╭─ Given data
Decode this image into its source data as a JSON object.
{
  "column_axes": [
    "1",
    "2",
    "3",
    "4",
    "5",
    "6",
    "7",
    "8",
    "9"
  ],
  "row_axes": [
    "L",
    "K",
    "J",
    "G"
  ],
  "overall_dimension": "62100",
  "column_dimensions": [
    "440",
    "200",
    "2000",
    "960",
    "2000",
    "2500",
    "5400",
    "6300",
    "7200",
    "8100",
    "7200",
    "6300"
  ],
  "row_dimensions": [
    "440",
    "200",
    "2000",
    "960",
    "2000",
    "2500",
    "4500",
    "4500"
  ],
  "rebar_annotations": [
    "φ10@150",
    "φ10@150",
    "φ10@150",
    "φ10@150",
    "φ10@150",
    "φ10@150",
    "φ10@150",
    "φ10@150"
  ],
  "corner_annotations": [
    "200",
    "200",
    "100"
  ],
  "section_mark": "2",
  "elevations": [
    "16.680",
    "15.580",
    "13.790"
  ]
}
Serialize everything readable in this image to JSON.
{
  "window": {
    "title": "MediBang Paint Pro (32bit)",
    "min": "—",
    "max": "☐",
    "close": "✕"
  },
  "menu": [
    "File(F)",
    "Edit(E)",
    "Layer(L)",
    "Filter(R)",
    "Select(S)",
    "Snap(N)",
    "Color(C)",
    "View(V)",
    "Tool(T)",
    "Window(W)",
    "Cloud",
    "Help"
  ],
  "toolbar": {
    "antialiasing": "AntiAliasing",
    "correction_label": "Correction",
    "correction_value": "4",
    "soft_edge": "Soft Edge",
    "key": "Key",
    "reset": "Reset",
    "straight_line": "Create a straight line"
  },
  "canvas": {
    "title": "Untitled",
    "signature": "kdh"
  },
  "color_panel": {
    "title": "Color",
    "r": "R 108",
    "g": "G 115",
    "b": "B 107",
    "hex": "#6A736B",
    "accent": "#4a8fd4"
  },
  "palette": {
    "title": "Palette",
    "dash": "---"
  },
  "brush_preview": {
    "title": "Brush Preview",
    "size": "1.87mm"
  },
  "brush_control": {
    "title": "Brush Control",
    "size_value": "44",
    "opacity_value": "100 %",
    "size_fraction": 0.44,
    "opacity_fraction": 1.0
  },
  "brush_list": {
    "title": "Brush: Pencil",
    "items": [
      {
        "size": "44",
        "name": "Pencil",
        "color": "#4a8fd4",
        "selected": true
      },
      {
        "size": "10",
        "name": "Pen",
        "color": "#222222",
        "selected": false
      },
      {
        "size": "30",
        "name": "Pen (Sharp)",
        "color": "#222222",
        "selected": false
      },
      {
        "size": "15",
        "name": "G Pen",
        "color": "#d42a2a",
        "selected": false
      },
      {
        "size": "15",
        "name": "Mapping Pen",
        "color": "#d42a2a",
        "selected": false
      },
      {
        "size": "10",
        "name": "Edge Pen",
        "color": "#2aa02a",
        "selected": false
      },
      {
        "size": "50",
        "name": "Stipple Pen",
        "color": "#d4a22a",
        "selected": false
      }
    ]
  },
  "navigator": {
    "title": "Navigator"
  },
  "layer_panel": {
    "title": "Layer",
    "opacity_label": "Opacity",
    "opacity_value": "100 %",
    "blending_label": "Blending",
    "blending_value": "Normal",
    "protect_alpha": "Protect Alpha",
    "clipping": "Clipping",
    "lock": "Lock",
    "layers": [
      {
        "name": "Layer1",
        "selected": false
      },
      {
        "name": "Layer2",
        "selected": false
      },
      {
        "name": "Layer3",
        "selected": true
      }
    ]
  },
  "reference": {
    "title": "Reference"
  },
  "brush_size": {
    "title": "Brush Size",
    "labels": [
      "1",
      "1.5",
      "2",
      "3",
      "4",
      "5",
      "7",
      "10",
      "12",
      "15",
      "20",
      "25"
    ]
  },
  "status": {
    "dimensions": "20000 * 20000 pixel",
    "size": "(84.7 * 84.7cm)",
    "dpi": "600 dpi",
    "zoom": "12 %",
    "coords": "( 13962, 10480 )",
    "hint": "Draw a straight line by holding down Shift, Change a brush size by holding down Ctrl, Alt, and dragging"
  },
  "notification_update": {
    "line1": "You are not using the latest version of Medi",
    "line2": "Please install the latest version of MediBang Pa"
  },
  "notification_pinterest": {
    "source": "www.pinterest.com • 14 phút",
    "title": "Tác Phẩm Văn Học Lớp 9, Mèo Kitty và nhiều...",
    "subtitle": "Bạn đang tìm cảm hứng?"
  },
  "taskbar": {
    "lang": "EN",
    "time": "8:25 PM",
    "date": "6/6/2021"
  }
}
╰─
Return every entry exactly as given.

Decode this image into its source data as a JSON object.
{
  "column_axes": [
    "1",
    "2",
    "3",
    "4",
    "5",
    "6",
    "7",
    "8",
    "9"
  ],
  "row_axes": [
    "L",
    "K",
    "J",
    "G"
  ],
  "overall_dimension": "62100",
  "column_dimensions": [
    "440",
    "200",
    "2000",
    "960",
    "2000",
    "2500",
    "5400",
    "6300",
    "7200",
    "8100",
    "7200",
    "6300"
  ],
  "row_dimensions": [
    "440",
    "200",
    "2000",
    "960",
    "2000",
    "2500",
    "4500",
    "4500"
  ],
  "rebar_annotations": [
    "φ10@150",
    "φ10@150",
    "φ10@150",
    "φ10@150",
    "φ10@150",
    "φ10@150",
    "φ10@150",
    "φ10@150"
  ],
  "corner_annotations": [
    "200",
    "200",
    "100"
  ],
  "section_mark": "2",
  "elevations": [
    "16.680",
    "15.580",
    "13.790"
  ]
}
Serialize everything readable in this image to JSON.
{
  "window": {
    "title": "MediBang Paint Pro (32bit)",
    "min": "—",
    "max": "☐",
    "close": "✕"
  },
  "menu": [
    "File(F)",
    "Edit(E)",
    "Layer(L)",
    "Filter(R)",
    "Select(S)",
    "Snap(N)",
    "Color(C)",
    "View(V)",
    "Tool(T)",
    "Window(W)",
    "Cloud",
    "Help"
  ],
  "toolbar": {
    "antialiasing": "AntiAliasing",
    "correction_label": "Correction",
    "correction_value": "4",
    "soft_edge": "Soft Edge",
    "key": "Key",
    "reset": "Reset",
    "straight_line": "Create a straight line"
  },
  "canvas": {
    "title": "Untitled",
    "signature": "kdh"
  },
  "color_panel": {
    "title": "Color",
    "r": "R 108",
    "g": "G 115",
    "b": "B 107",
    "hex": "#6A736B",
    "accent": "#4a8fd4"
  },
  "palette": {
    "title": "Palette",
    "dash": "---"
  },
  "brush_preview": {
    "title": "Brush Preview",
    "size": "1.87mm"
  },
  "brush_control": {
    "title": "Brush Control",
    "size_value": "44",
    "opacity_value": "100 %",
    "size_fraction": 0.44,
    "opacity_fraction": 1.0
  },
  "brush_list": {
    "title": "Brush: Pencil",
    "items": [
      {
        "size": "44",
        "name": "Pencil",
        "color": "#4a8fd4",
        "selected": true
      },
      {
        "size": "10",
        "name": "Pen",
        "color": "#222222",
        "selected": false
      },
      {
        "size": "30",
        "name": "Pen (Sharp)",
        "color": "#222222",
        "selected": false
      },
      {
        "size": "15",
        "name": "G Pen",
        "color": "#d42a2a",
        "selected": false
      },
      {
        "size": "15",
        "name": "Mapping Pen",
        "color": "#d42a2a",
        "selected": false
      },
      {
        "size": "10",
        "name": "Edge Pen",
        "color": "#2aa02a",
        "selected": false
      },
      {
        "size": "50",
        "name": "Stipple Pen",
        "color": "#d4a22a",
        "selected": false
      }
    ]
  },
  "navigator": {
    "title": "Navigator"
  },
  "layer_panel": {
    "title": "Layer",
    "opacity_label": "Opacity",
    "opacity_value": "100 %",
    "blending_label": "Blending",
    "blending_value": "Normal",
    "protect_alpha": "Protect Alpha",
    "clipping": "Clipping",
    "lock": "Lock",
    "layers": [
      {
        "name": "Layer1",
        "selected": false
      },
      {
        "name": "Layer2",
        "selected": false
      },
      {
        "name": "Layer3",
        "selected": true
      }
    ]
  },
  "reference": {
    "title": "Reference"
  },
  "brush_size": {
    "title": "Brush Size",
    "labels": [
      "1",
      "1.5",
      "2",
      "3",
      "4",
      "5",
      "7",
      "10",
      "12",
      "15",
      "20",
      "25"
    ]
  },
  "status": {
    "dimensions": "20000 * 20000 pixel",
    "size": "(84.7 * 84.7cm)",
    "dpi": "600 dpi",
    "zoom": "12 %",
    "coords": "( 13962, 10480 )",
    "hint": "Draw a straight line by holding down Shift, Change a brush size by holding down Ctrl, Alt, and dragging"
  },
  "notification_update": {
    "line1": "You are not using the latest version of Medi",
    "line2": "Please install the latest version of MediBang Pa"
  },
  "notification_pinterest": {
    "source": "www.pinterest.com • 14 phút",
    "title": "Tác Phẩm Văn Học Lớp 9, Mèo Kitty và nhiều...",
    "subtitle": "Bạn đang tìm cảm hứng?"
  },
  "taskbar": {
    "lang": "EN",
    "time": "8:25 PM",
    "date": "6/6/2021"
  }
}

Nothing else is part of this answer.